• [WRITTEN REQUEST]
Repeat the entire listing exactly.
########################################
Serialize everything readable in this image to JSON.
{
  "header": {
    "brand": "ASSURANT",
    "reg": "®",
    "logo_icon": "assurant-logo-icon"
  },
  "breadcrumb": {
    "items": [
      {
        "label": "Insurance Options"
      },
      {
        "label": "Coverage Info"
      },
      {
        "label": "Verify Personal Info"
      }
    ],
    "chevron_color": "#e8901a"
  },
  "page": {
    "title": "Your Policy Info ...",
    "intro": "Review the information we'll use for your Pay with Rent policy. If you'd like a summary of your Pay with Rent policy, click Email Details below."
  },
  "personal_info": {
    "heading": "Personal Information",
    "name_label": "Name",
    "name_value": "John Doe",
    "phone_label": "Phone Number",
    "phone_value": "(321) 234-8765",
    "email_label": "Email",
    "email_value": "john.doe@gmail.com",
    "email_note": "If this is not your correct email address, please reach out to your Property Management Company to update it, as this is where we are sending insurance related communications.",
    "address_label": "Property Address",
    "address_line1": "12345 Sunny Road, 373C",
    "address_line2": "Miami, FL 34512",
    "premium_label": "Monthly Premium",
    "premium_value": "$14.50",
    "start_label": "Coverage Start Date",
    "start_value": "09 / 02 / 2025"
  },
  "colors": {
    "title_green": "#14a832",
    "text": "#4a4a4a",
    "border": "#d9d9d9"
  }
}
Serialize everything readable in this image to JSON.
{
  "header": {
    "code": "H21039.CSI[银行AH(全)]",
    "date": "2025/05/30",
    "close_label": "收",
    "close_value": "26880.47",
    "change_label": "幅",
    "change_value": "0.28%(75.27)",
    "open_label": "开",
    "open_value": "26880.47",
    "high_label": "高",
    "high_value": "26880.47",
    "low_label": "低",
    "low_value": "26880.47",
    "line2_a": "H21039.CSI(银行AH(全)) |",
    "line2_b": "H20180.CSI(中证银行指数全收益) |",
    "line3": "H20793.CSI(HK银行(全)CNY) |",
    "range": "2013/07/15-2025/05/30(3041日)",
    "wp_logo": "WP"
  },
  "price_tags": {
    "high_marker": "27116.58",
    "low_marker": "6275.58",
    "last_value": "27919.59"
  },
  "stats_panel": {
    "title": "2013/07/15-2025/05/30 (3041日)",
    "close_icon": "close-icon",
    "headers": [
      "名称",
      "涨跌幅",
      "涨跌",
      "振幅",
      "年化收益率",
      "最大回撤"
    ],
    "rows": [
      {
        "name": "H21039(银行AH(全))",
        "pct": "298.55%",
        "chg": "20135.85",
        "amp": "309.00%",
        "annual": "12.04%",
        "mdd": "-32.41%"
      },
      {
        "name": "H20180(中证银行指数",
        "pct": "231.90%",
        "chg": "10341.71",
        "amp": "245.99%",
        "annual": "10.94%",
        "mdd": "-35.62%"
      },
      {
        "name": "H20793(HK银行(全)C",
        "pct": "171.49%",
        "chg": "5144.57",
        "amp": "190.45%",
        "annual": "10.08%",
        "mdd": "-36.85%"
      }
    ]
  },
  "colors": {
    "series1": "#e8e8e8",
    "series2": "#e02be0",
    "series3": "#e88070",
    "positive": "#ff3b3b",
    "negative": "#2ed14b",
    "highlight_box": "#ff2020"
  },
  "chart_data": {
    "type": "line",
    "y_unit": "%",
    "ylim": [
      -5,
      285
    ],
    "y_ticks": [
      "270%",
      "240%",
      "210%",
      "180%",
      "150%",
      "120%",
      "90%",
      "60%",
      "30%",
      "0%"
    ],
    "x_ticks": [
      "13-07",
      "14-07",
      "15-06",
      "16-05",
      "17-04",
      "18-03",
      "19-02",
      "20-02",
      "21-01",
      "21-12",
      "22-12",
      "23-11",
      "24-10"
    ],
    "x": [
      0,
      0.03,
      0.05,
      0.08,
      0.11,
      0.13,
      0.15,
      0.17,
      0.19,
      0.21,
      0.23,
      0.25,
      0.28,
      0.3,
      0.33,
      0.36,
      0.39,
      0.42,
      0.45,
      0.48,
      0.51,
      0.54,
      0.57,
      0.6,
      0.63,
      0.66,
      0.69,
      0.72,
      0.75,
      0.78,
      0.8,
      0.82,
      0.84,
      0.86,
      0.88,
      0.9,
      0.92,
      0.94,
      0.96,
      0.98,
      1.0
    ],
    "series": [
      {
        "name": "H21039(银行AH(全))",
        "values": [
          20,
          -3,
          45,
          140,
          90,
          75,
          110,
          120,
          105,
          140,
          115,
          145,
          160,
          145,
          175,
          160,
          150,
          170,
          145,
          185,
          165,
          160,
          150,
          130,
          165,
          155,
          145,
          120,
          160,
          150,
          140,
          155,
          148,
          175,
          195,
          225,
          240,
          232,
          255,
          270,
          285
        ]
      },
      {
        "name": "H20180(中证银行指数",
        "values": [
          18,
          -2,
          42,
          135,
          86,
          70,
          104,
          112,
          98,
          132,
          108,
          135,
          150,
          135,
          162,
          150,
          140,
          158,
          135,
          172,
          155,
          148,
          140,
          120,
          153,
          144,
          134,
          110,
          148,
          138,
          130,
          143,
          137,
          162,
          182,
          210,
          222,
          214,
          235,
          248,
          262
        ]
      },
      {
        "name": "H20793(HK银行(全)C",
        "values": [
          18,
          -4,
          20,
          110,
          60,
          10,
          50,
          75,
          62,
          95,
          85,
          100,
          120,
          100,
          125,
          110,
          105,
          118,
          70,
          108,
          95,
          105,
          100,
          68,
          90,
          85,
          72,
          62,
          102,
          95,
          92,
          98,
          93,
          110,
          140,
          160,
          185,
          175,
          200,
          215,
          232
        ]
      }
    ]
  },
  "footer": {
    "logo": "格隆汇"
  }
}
########################################
• [WRITTEN SOLUTION]
Serialize everything readable in this image to JSON.
{
  "header": {
    "brand": "ASSURANT",
    "reg": "®",
    "logo_icon": "assurant-logo-icon"
  },
  "breadcrumb": {
    "items": [
      {
        "label": "Insurance Options"
      },
      {
        "label": "Coverage Info"
      },
      {
        "label": "Verify Personal Info"
      }
    ],
    "chevron_color": "#e8901a"
  },
  "page": {
    "title": "Your Policy Info ...",
    "intro": "Review the information we'll use for your Pay with Rent policy. If you'd like a summary of your Pay with Rent policy, click Email Details below."
  },
  "personal_info": {
    "heading": "Personal Information",
    "name_label": "Name",
    "name_value": "John Doe",
    "phone_label": "Phone Number",
    "phone_value": "(321) 234-8765",
    "email_label": "Email",
    "email_value": "john.doe@gmail.com",
    "email_note": "If this is not your correct email address, please reach out to your Property Management Company to update it, as this is where we are sending insurance related communications.",
    "address_label": "Property Address",
    "address_line1": "12345 Sunny Road, 373C",
    "address_line2": "Miami, FL 34512",
    "premium_label": "Monthly Premium",
    "premium_value": "$14.50",
    "start_label": "Coverage Start Date",
    "start_value": "09 / 02 / 2025"
  },
  "colors": {
    "title_green": "#14a832",
    "text": "#4a4a4a",
    "border": "#d9d9d9"
  }
}
Serialize everything readable in this image to JSON.
{
  "header": {
    "code": "H21039.CSI[银行AH(全)]",
    "date": "2025/05/30",
    "close_label": "收",
    "close_value": "26880.47",
    "change_label": "幅",
    "change_value": "0.28%(75.27)",
    "open_label": "开",
    "open_value": "26880.47",
    "high_label": "高",
    "high_value": "26880.47",
    "low_label": "低",
    "low_value": "26880.47",
    "line2_a": "H21039.CSI(银行AH(全)) |",
    "line2_b": "H20180.CSI(中证银行指数全收益) |",
    "line3": "H20793.CSI(HK银行(全)CNY) |",
    "range": "2013/07/15-2025/05/30(3041日)",
    "wp_logo": "WP"
  },
  "price_tags": {
    "high_marker": "27116.58",
    "low_marker": "6275.58",
    "last_value": "27919.59"
  },
  "stats_panel": {
    "title": "2013/07/15-2025/05/30 (3041日)",
    "close_icon": "close-icon",
    "headers": [
      "名称",
      "涨跌幅",
      "涨跌",
      "振幅",
      "年化收益率",
      "最大回撤"
    ],
    "rows": [
      {
        "name": "H21039(银行AH(全))",
        "pct": "298.55%",
        "chg": "20135.85",
        "amp": "309.00%",
        "annual": "12.04%",
        "mdd": "-32.41%"
      },
      {
        "name": "H20180(中证银行指数",
        "pct": "231.90%",
        "chg": "10341.71",
        "amp": "245.99%",
        "annual": "10.94%",
        "mdd": "-35.62%"
      },
      {
        "name": "H20793(HK银行(全)C",
        "pct": "171.49%",
        "chg": "5144.57",
        "amp": "190.45%",
        "annual": "10.08%",
        "mdd": "-36.85%"
      }
    ]
  },
  "colors": {
    "series1": "#e8e8e8",
    "series2": "#e02be0",
    "series3": "#e88070",
    "positive": "#ff3b3b",
    "negative": "#2ed14b",
    "highlight_box": "#ff2020"
  },
  "chart_data": {
    "type": "line",
    "y_unit": "%",
    "ylim": [
      -5,
      285
    ],
    "y_ticks": [
      "270%",
      "240%",
      "210%",
      "180%",
      "150%",
      "120%",
      "90%",
      "60%",
      "30%",
      "0%"
    ],
    "x_ticks": [
      "13-07",
      "14-07",
      "15-06",
      "16-05",
      "17-04",
      "18-03",
      "19-02",
      "20-02",
      "21-01",
      "21-12",
      "22-12",
      "23-11",
      "24-10"
    ],
    "x": [
      0,
      0.03,
      0.05,
      0.08,
      0.11,
      0.13,
      0.15,
      0.17,
      0.19,
      0.21,
      0.23,
      0.25,
      0.28,
      0.3,
      0.33,
      0.36,
      0.39,
      0.42,
      0.45,
      0.48,
      0.51,
      0.54,
      0.57,
      0.6,
      0.63,
      0.66,
      0.69,
      0.72,
      0.75,
      0.78,
      0.8,
      0.82,
      0.84,
      0.86,
      0.88,
      0.9,
      0.92,
      0.94,
      0.96,
      0.98,
      1.0
    ],
    "series": [
      {
        "name": "H21039(银行AH(全))",
        "values": [
          20,
          -3,
          45,
          140,
          90,
          75,
          110,
          120,
          105,
          140,
          115,
          145,
          160,
          145,
          175,
          160,
          150,
          170,
          145,
          185,
          165,
          160,
          150,
          130,
          165,
          155,
          145,
          120,
          160,
          150,
          140,
          155,
          148,
          175,
          195,
          225,
          240,
          232,
          255,
          270,
          285
        ]
      },
      {
        "name": "H20180(中证银行指数",
        "values": [
          18,
          -2,
          42,
          135,
          86,
          70,
          104,
          112,
          98,
          132,
          108,
          135,
          150,
          135,
          162,
          150,
          140,
          158,
          135,
          172,
          155,
          148,
          140,
          120,
          153,
          144,
          134,
          110,
          148,
          138,
          130,
          143,
          137,
          162,
          182,
          210,
          222,
          214,
          235,
          248,
          262
        ]
      },
      {
        "name": "H20793(HK银行(全)C",
        "values": [
          18,
          -4,
          20,
          110,
          60,
          10,
          50,
          75,
          62,
          95,
          85,
          100,
          120,
          100,
          125,
          110,
          105,
          118,
          70,
          108,
          95,
          105,
          100,
          68,
          90,
          85,
          72,
          62,
          102,
          95,
          92,
          98,
          93,
          110,
          140,
          160,
          185,
          175,
          200,
          215,
          232
        ]
      }
    ]
  },
  "footer": {
    "logo": "格隆汇"
  }
}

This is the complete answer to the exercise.